>>>

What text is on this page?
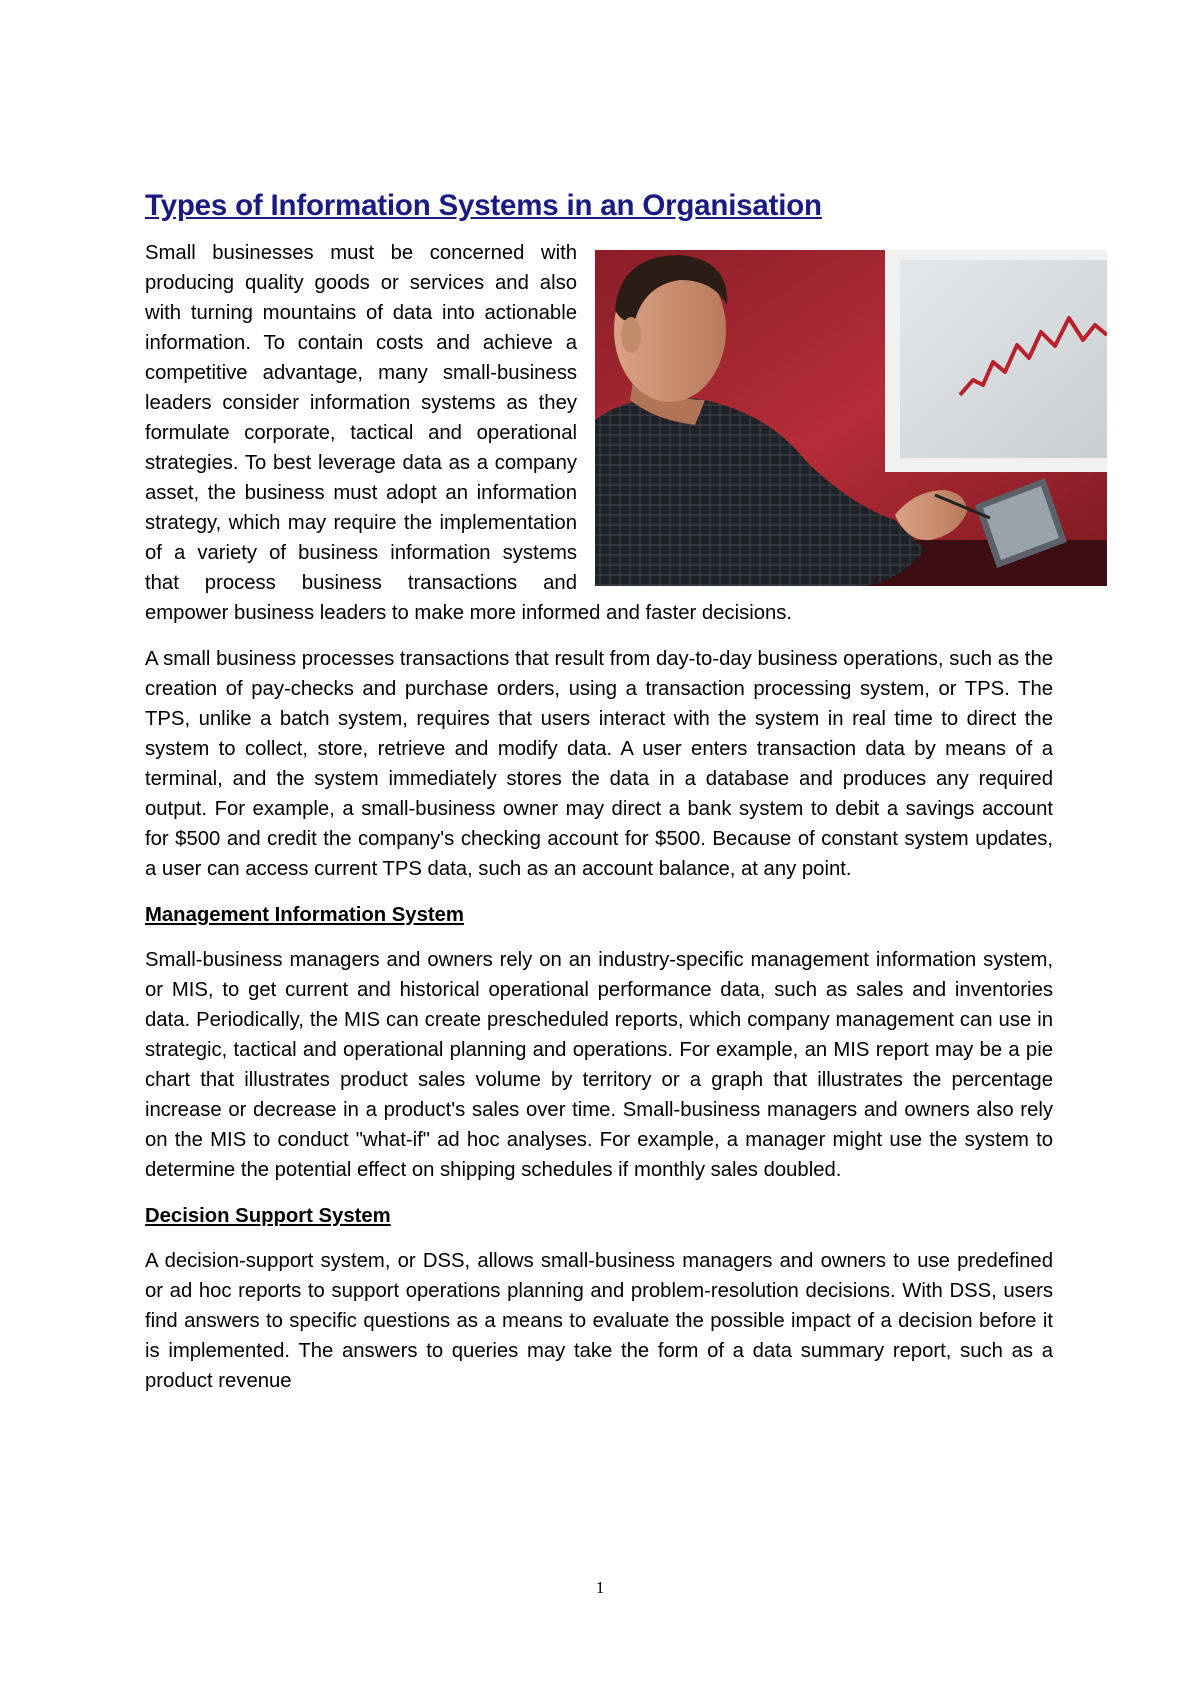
Types of Information Systems in an Organisation

Small businesses must be concerned with producing quality goods or services and also with turning mountains of data into actionable information. To contain costs and achieve a competitive advantage, many small-business leaders consider information systems as they formulate corporate, tactical and operational strategies. To best leverage data as a company asset, the business must adopt an information strategy, which may require the implementation of a variety of business information systems that process business transactions and empower business leaders to make more informed and faster decisions.

A small business processes transactions that result from day-to-day business operations, such as the creation of pay-checks and purchase orders, using a transaction processing system, or TPS. The TPS, unlike a batch system, requires that users interact with the system in real time to direct the system to collect, store, retrieve and modify data. A user enters transaction data by means of a terminal, and the system immediately stores the data in a database and produces any required output. For example, a small-business owner may direct a bank system to debit a savings account for $500 and credit the company's checking account for $500. Because of constant system updates, a user can access current TPS data, such as an account balance, at any point.

Management Information System

Small-business managers and owners rely on an industry-specific management information system, or MIS, to get current and historical operational performance data, such as sales and inventories data. Periodically, the MIS can create prescheduled reports, which company management can use in strategic, tactical and operational planning and operations. For example, an MIS report may be a pie chart that illustrates product sales volume by territory or a graph that illustrates the percentage increase or decrease in a product's sales over time. Small-business managers and owners also rely on the MIS to conduct "what-if" ad hoc analyses. For example, a manager might use the system to determine the potential effect on shipping schedules if monthly sales doubled.

Decision Support System

A decision-support system, or DSS, allows small-business managers and owners to use predefined or ad hoc reports to support operations planning and problem-resolution decisions. With DSS, users find answers to specific questions as a means to evaluate the possible impact of a decision before it is implemented. The answers to queries may take the form of a data summary report, such as a product revenue

1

<<<

TASK DESCRIPTION>
From the listing, copy each line containing the word "report".

ANSWER BELOW>
Small-business managers and owners rely on an industry-specific management information system, or MIS, to get current and historical operational performance data, such as sales and inventories data. Periodically, the MIS can create prescheduled reports, which company management can use in strategic, tactical and operational planning and operations. For example, an MIS report may be a pie chart that illustrates product sales volume by territory or a graph that illustrates the percentage increase or decrease in a product's sales over time. Small-business managers and owners also rely on the MIS to conduct "what-if" ad hoc analyses. For example, a manager might use the system to determine the potential effect on shipping schedules if monthly sales doubled.
A decision-support system, or DSS, allows small-business managers and owners to use predefined or ad hoc reports to support operations planning and problem-resolution decisions. With DSS, users find answers to specific questions as a means to evaluate the possible impact of a decision before it is implemented. The answers to queries may take the form of a data summary report, such as a product revenue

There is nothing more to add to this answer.